+++ ENTRIES SUPPLIED

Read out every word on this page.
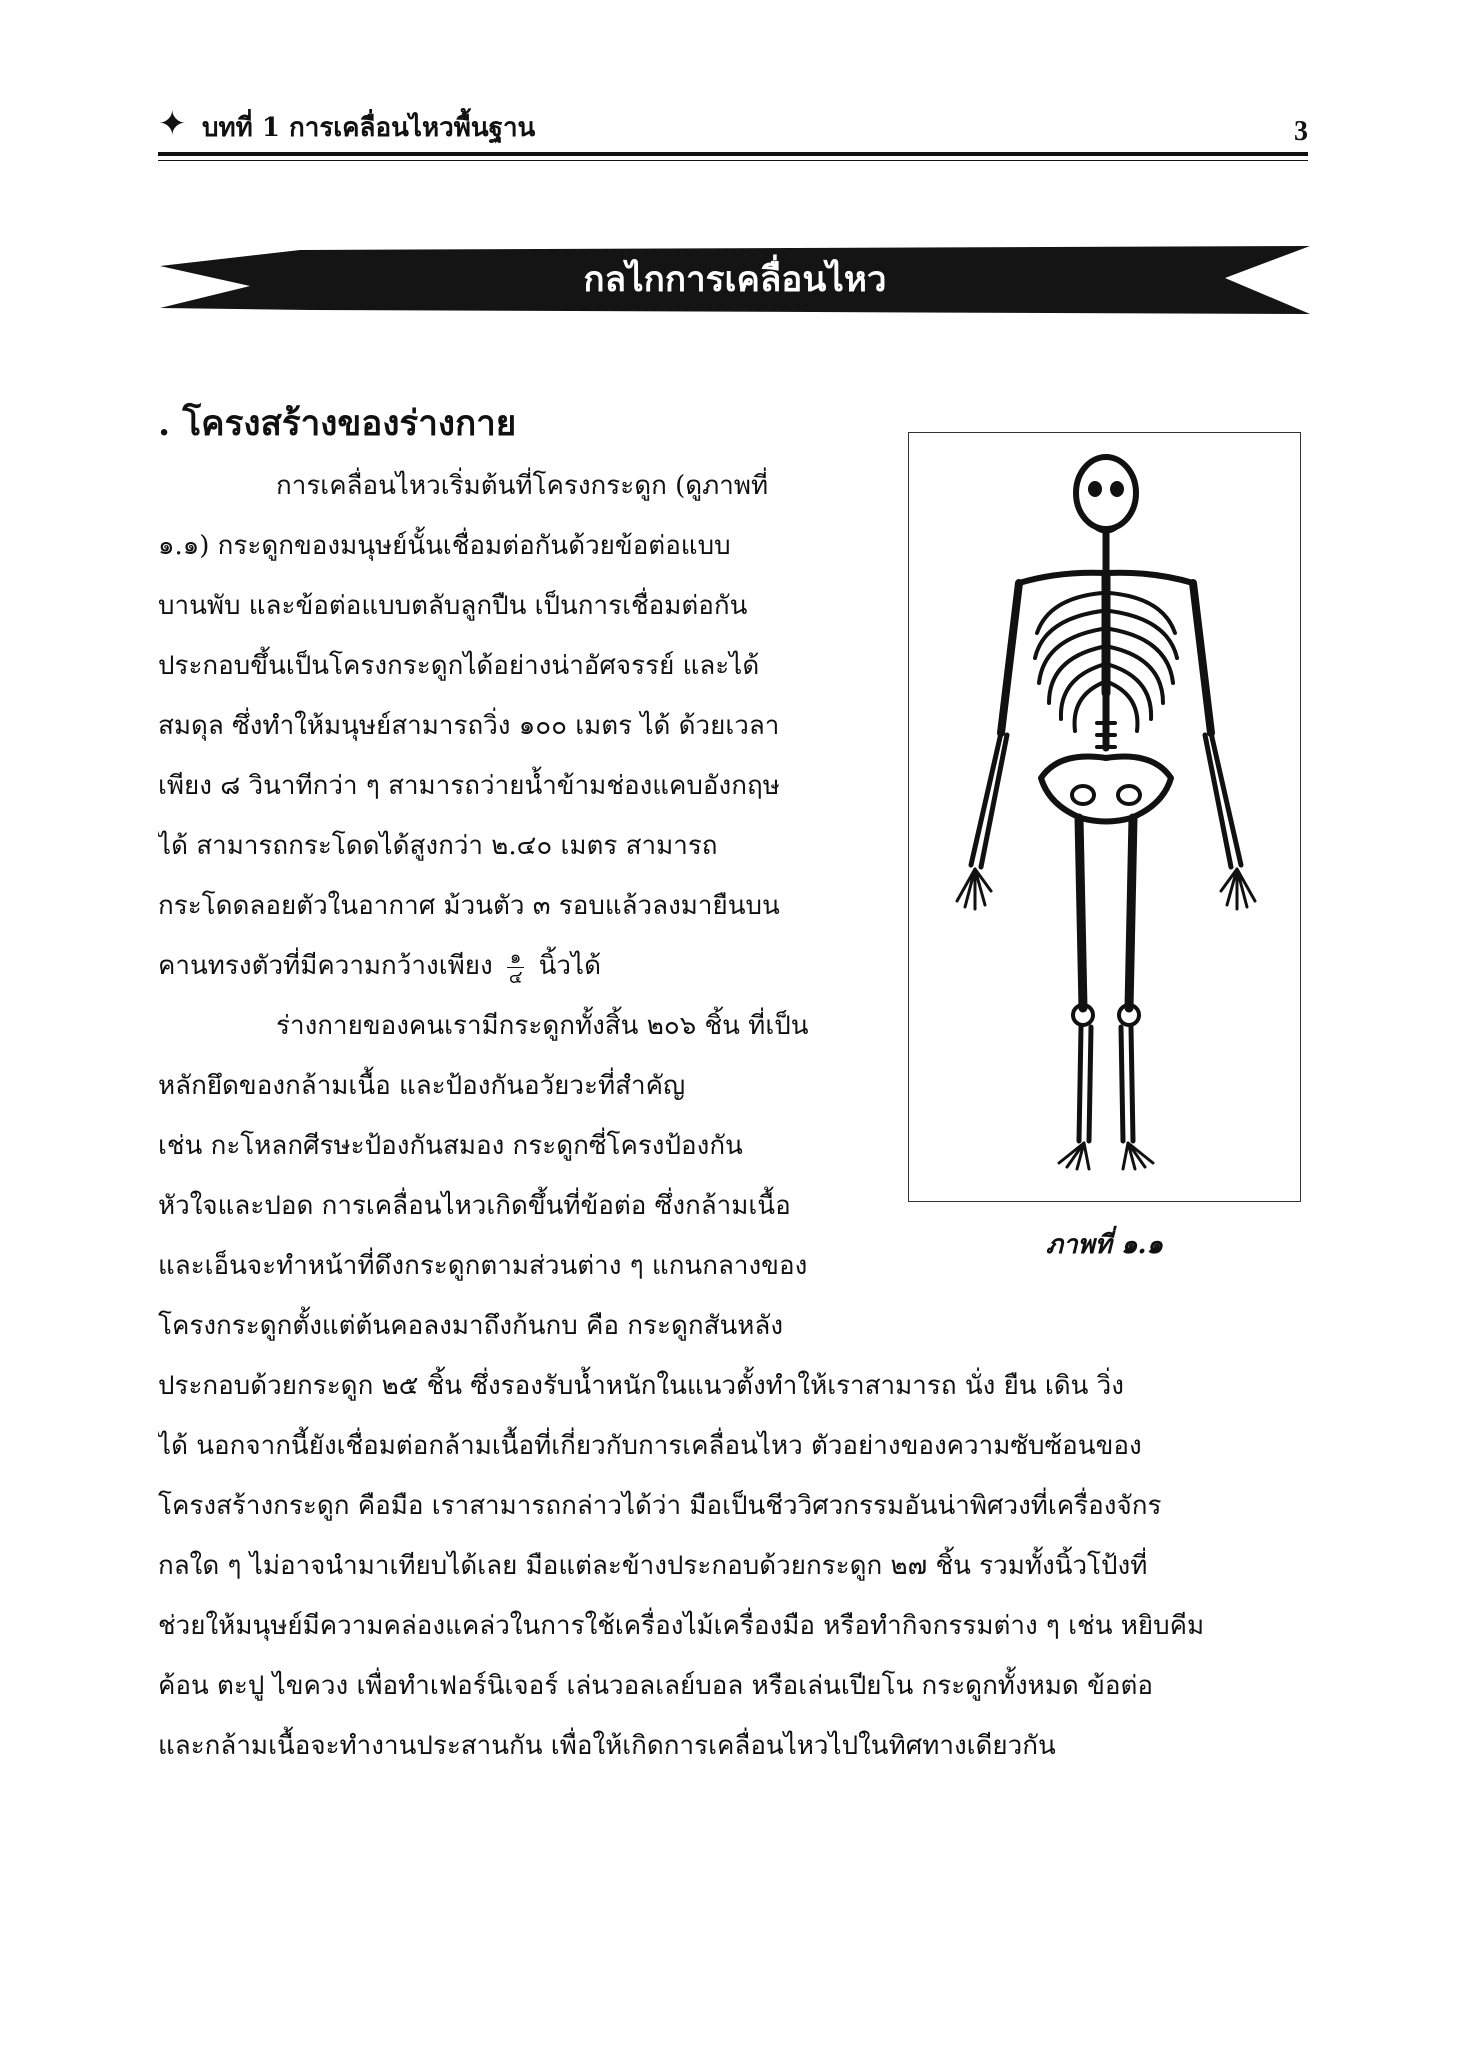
✦ บทที่ 1 การเคลื่อนไหวพื้นฐาน	3
กลไกการเคลื่อนไหว
. โครงสร้างของร่างกาย
ภาพที่ ๑.๑
การเคลื่อนไหวเริ่มต้นที่โครงกระดูก (ดูภาพที่
๑.๑) กระดูกของมนุษย์นั้นเชื่อมต่อกันด้วยข้อต่อแบบ
บานพับ และข้อต่อแบบตลับลูกปืน เป็นการเชื่อมต่อกัน
ประกอบขึ้นเป็นโครงกระดูกได้อย่างน่าอัศจรรย์ และได้
สมดุล ซึ่งทำให้มนุษย์สามารถวิ่ง ๑๐๐ เมตร ได้ ด้วยเวลา
เพียง ๘ วินาทีกว่า ๆ สามารถว่ายน้ำข้ามช่องแคบอังกฤษ
ได้ สามารถกระโดดได้สูงกว่า ๒.๔๐ เมตร สามารถ
กระโดดลอยตัวในอากาศ ม้วนตัว ๓ รอบแล้วลงมายืนบน
คานทรงตัวที่มีความกว้างเพียง $\frac{๑}{๔}$ นิ้วได้
ร่างกายของคนเรามีกระดูกทั้งสิ้น ๒๐๖ ชิ้น ที่เป็น
หลักยึดของกล้ามเนื้อ และป้องกันอวัยวะที่สำคัญ
เช่น กะโหลกศีรษะป้องกันสมอง กระดูกซี่โครงป้องกัน
หัวใจและปอด การเคลื่อนไหวเกิดขึ้นที่ข้อต่อ ซึ่งกล้ามเนื้อ
และเอ็นจะทำหน้าที่ดึงกระดูกตามส่วนต่าง ๆ แกนกลางของ
โครงกระดูกตั้งแต่ต้นคอลงมาถึงก้นกบ คือ กระดูกสันหลัง
ประกอบด้วยกระดูก ๒๕ ชิ้น ซึ่งรองรับน้ำหนักในแนวตั้งทำให้เราสามารถ นั่ง ยืน เดิน วิ่ง
ได้ นอกจากนี้ยังเชื่อมต่อกล้ามเนื้อที่เกี่ยวกับการเคลื่อนไหว ตัวอย่างของความซับซ้อนของ
โครงสร้างกระดูก คือมือ เราสามารถกล่าวได้ว่า มือเป็นชีววิศวกรรมอันน่าพิศวงที่เครื่องจักร
กลใด ๆ ไม่อาจนำมาเทียบได้เลย มือแต่ละข้างประกอบด้วยกระดูก ๒๗ ชิ้น รวมทั้งนิ้วโป้งที่
ช่วยให้มนุษย์มีความคล่องแคล่วในการใช้เครื่องไม้เครื่องมือ หรือทำกิจกรรมต่าง ๆ เช่น หยิบคีม
ค้อน ตะปู ไขควง เพื่อทำเฟอร์นิเจอร์ เล่นวอลเลย์บอล หรือเล่นเปียโน กระดูกทั้งหมด ข้อต่อ
และกล้ามเนื้อจะทำงานประสานกัน เพื่อให้เกิดการเคลื่อนไหวไปในทิศทางเดียวกัน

++++++

THE TASK.
From the data above, work out how many lines hold "เมตร". Answer with the number alone.

THE ANSWER.
2